◆ **WHAT THE TASK ASKS**: Extract every entry word for word. Skip the pictures.

[Records]
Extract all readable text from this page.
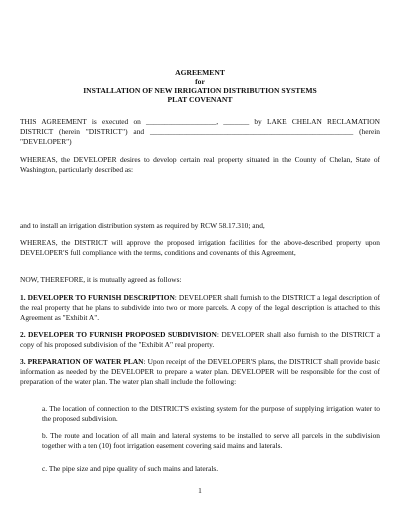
AGREEMENT
for
INSTALLATION OF NEW IRRIGATION DISTRIBUTION SYSTEMS
PLAT COVENANT
THIS AGREEMENT is executed on ___________________, _______ by LAKE CHELAN RECLAMATION DISTRICT (herein "DISTRICT") and _______________________________________________________ (herein "DEVELOPER")
WHEREAS, the DEVELOPER desires to develop certain real property situated in the County of Chelan, State of Washington, particularly described as:
and to install an irrigation distribution system as required by RCW 58.17.310; and,
WHEREAS, the DISTRICT will approve the proposed irrigation facilities for the above-described property upon DEVELOPER'S full compliance with the terms, conditions and covenants of this Agreement,
NOW, THEREFORE, it is mutually agreed as follows:
1. DEVELOPER TO FURNISH DESCRIPTION: DEVELOPER shall furnish to the DISTRICT a legal description of the real property that he plans to subdivide into two or more parcels. A copy of the legal description is attached to this Agreement as "Exhibit A".
2. DEVELOPER TO FURNISH PROPOSED SUBDIVISION: DEVELOPER shall also furnish to the DISTRICT a copy of his proposed subdivision of the "Exhibit A" real property.
3. PREPARATION OF WATER PLAN: Upon receipt of the DEVELOPER'S plans, the DISTRICT shall provide basic information as needed by the DEVELOPER to prepare a water plan. DEVELOPER will be responsible for the cost of preparation of the water plan. The water plan shall include the following:
a. The location of connection to the DISTRICT'S existing system for the purpose of supplying irrigation water to the proposed subdivision.
b. The route and location of all main and lateral systems to be installed to serve all parcels in the subdivision together with a ten (10) foot irrigation easement covering said mains and laterals.
c. The pipe size and pipe quality of such mains and laterals.
1
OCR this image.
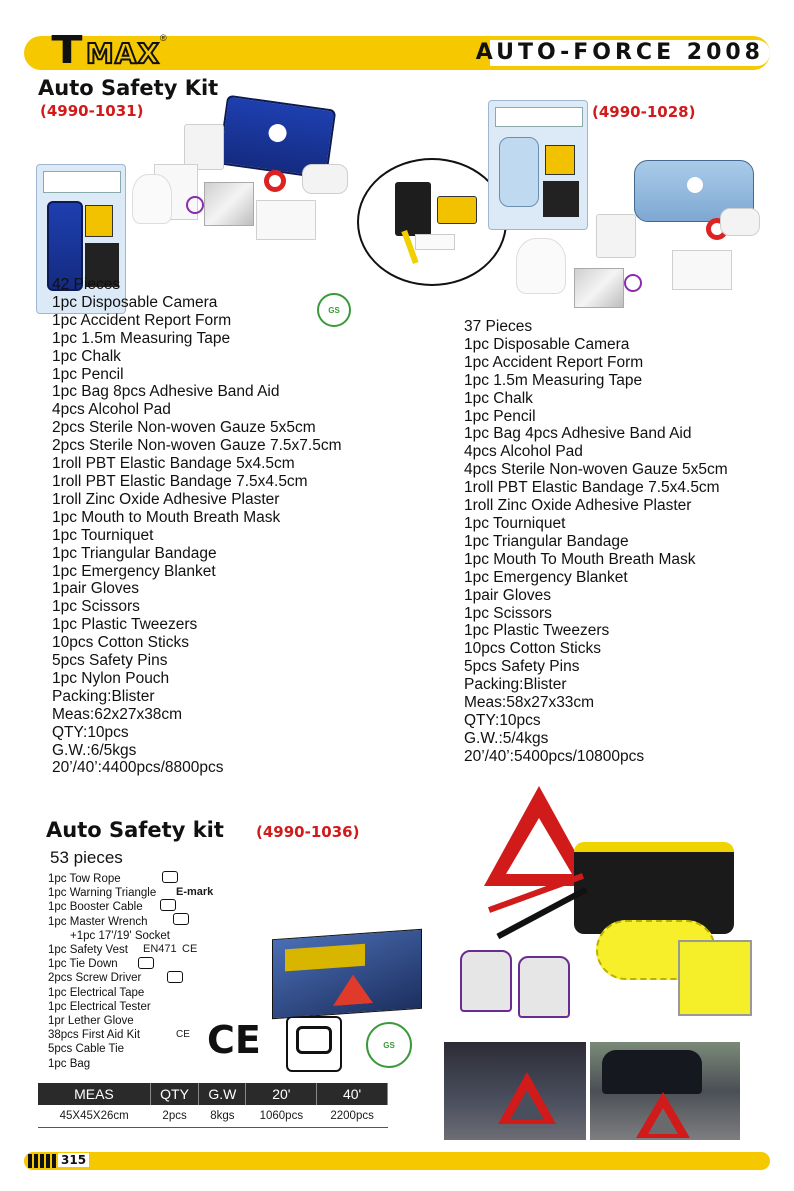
T MAX ®
AUTO-FORCE 2008
Auto Safety Kit
(4990-1031)	(4990-1028)
GS
42 Pieces
1pc Disposable Camera
1pc Accident Report Form
1pc 1.5m Measuring Tape
1pc Chalk
1pc Pencil
1pc Bag 8pcs Adhesive Band Aid
4pcs Alcohol Pad
2pcs Sterile Non-woven Gauze 5x5cm
2pcs Sterile Non-woven Gauze 7.5x7.5cm
1roll PBT Elastic Bandage 5x4.5cm
1roll PBT Elastic Bandage 7.5x4.5cm
1roll Zinc Oxide Adhesive Plaster
1pc Mouth to Mouth Breath Mask
1pc Tourniquet
1pc Triangular Bandage
1pc Emergency Blanket
1pair Gloves
1pc Scissors
1pc Plastic Tweezers
10pcs Cotton Sticks
5pcs Safety Pins
1pc Nylon Pouch
Packing:Blister
Meas:62x27x38cm
QTY:10pcs
G.W.:6/5kgs
20’/40’:4400pcs/8800pcs
37 Pieces
1pc Disposable Camera
1pc Accident Report Form
1pc 1.5m Measuring Tape
1pc Chalk
1pc Pencil
1pc Bag 4pcs Adhesive Band Aid
4pcs Alcohol Pad
4pcs Sterile Non-woven Gauze 5x5cm
1roll PBT Elastic Bandage 7.5x4.5cm
1roll Zinc Oxide Adhesive Plaster
1pc Tourniquet
1pc Triangular Bandage
1pc Mouth To Mouth Breath Mask
1pc Emergency Blanket
1pair Gloves
1pc Scissors
1pc Plastic Tweezers
10pcs Cotton Sticks
5pcs Safety Pins
Packing:Blister
Meas:58x27x33cm
QTY:10pcs
G.W.:5/4kgs
20’/40’:5400pcs/10800pcs
Auto Safety kit (4990-1036)
53 pieces
1pc Tow Rope
1pc Warning Triangle
1pc Booster Cable
1pc Master Wrench
+1pc 17'/19' Socket
1pc Safety Vest
1pc Tie Down
2pcs Screw Driver
1pc Electrical Tape
1pc Electrical Tester
1pr Lether Glove
38pcs First Aid Kit
5pcs Cable Tie
1pc Bag
E-mark
EN471 CE
CE CE	GS
MEAS	QTY	G.W	20'	40'
45X45X26cm	2pcs	8kgs	1060pcs	2200pcs
315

◆ **RESULT OF THE TASK**:
Extract all readable text from this page.
AGREEMENT
for
INSTALLATION OF NEW IRRIGATION DISTRIBUTION SYSTEMS
PLAT COVENANT
THIS AGREEMENT is executed on ___________________, _______ by LAKE CHELAN RECLAMATION DISTRICT (herein "DISTRICT") and _______________________________________________________ (herein "DEVELOPER")
WHEREAS, the DEVELOPER desires to develop certain real property situated in the County of Chelan, State of Washington, particularly described as:
and to install an irrigation distribution system as required by RCW 58.17.310; and,
WHEREAS, the DISTRICT will approve the proposed irrigation facilities for the above-described property upon DEVELOPER'S full compliance with the terms, conditions and covenants of this Agreement,
NOW, THEREFORE, it is mutually agreed as follows:
1. DEVELOPER TO FURNISH DESCRIPTION: DEVELOPER shall furnish to the DISTRICT a legal description of the real property that he plans to subdivide into two or more parcels. A copy of the legal description is attached to this Agreement as "Exhibit A".
2. DEVELOPER TO FURNISH PROPOSED SUBDIVISION: DEVELOPER shall also furnish to the DISTRICT a copy of his proposed subdivision of the "Exhibit A" real property.
3. PREPARATION OF WATER PLAN: Upon receipt of the DEVELOPER'S plans, the DISTRICT shall provide basic information as needed by the DEVELOPER to prepare a water plan. DEVELOPER will be responsible for the cost of preparation of the water plan. The water plan shall include the following:
a. The location of connection to the DISTRICT'S existing system for the purpose of supplying irrigation water to the proposed subdivision.
b. The route and location of all main and lateral systems to be installed to serve all parcels in the subdivision together with a ten (10) foot irrigation easement covering said mains and laterals.
c. The pipe size and pipe quality of such mains and laterals.
1
OCR this image.
T MAX ®
AUTO-FORCE 2008
Auto Safety Kit
(4990-1031)	(4990-1028)
GS
42 Pieces
1pc Disposable Camera
1pc Accident Report Form
1pc 1.5m Measuring Tape
1pc Chalk
1pc Pencil
1pc Bag 8pcs Adhesive Band Aid
4pcs Alcohol Pad
2pcs Sterile Non-woven Gauze 5x5cm
2pcs Sterile Non-woven Gauze 7.5x7.5cm
1roll PBT Elastic Bandage 5x4.5cm
1roll PBT Elastic Bandage 7.5x4.5cm
1roll Zinc Oxide Adhesive Plaster
1pc Mouth to Mouth Breath Mask
1pc Tourniquet
1pc Triangular Bandage
1pc Emergency Blanket
1pair Gloves
1pc Scissors
1pc Plastic Tweezers
10pcs Cotton Sticks
5pcs Safety Pins
1pc Nylon Pouch
Packing:Blister
Meas:62x27x38cm
QTY:10pcs
G.W.:6/5kgs
20’/40’:4400pcs/8800pcs
37 Pieces
1pc Disposable Camera
1pc Accident Report Form
1pc 1.5m Measuring Tape
1pc Chalk
1pc Pencil
1pc Bag 4pcs Adhesive Band Aid
4pcs Alcohol Pad
4pcs Sterile Non-woven Gauze 5x5cm
1roll PBT Elastic Bandage 7.5x4.5cm
1roll Zinc Oxide Adhesive Plaster
1pc Tourniquet
1pc Triangular Bandage
1pc Mouth To Mouth Breath Mask
1pc Emergency Blanket
1pair Gloves
1pc Scissors
1pc Plastic Tweezers
10pcs Cotton Sticks
5pcs Safety Pins
Packing:Blister
Meas:58x27x33cm
QTY:10pcs
G.W.:5/4kgs
20’/40’:5400pcs/10800pcs
Auto Safety kit (4990-1036)
53 pieces
1pc Tow Rope
1pc Warning Triangle
1pc Booster Cable
1pc Master Wrench
+1pc 17'/19' Socket
1pc Safety Vest
1pc Tie Down
2pcs Screw Driver
1pc Electrical Tape
1pc Electrical Tester
1pr Lether Glove
38pcs First Aid Kit
5pcs Cable Tie
1pc Bag
E-mark
EN471 CE
CE CE	GS
MEAS	QTY	G.W	20'	40'
45X45X26cm	2pcs	8kgs	1060pcs	2200pcs
315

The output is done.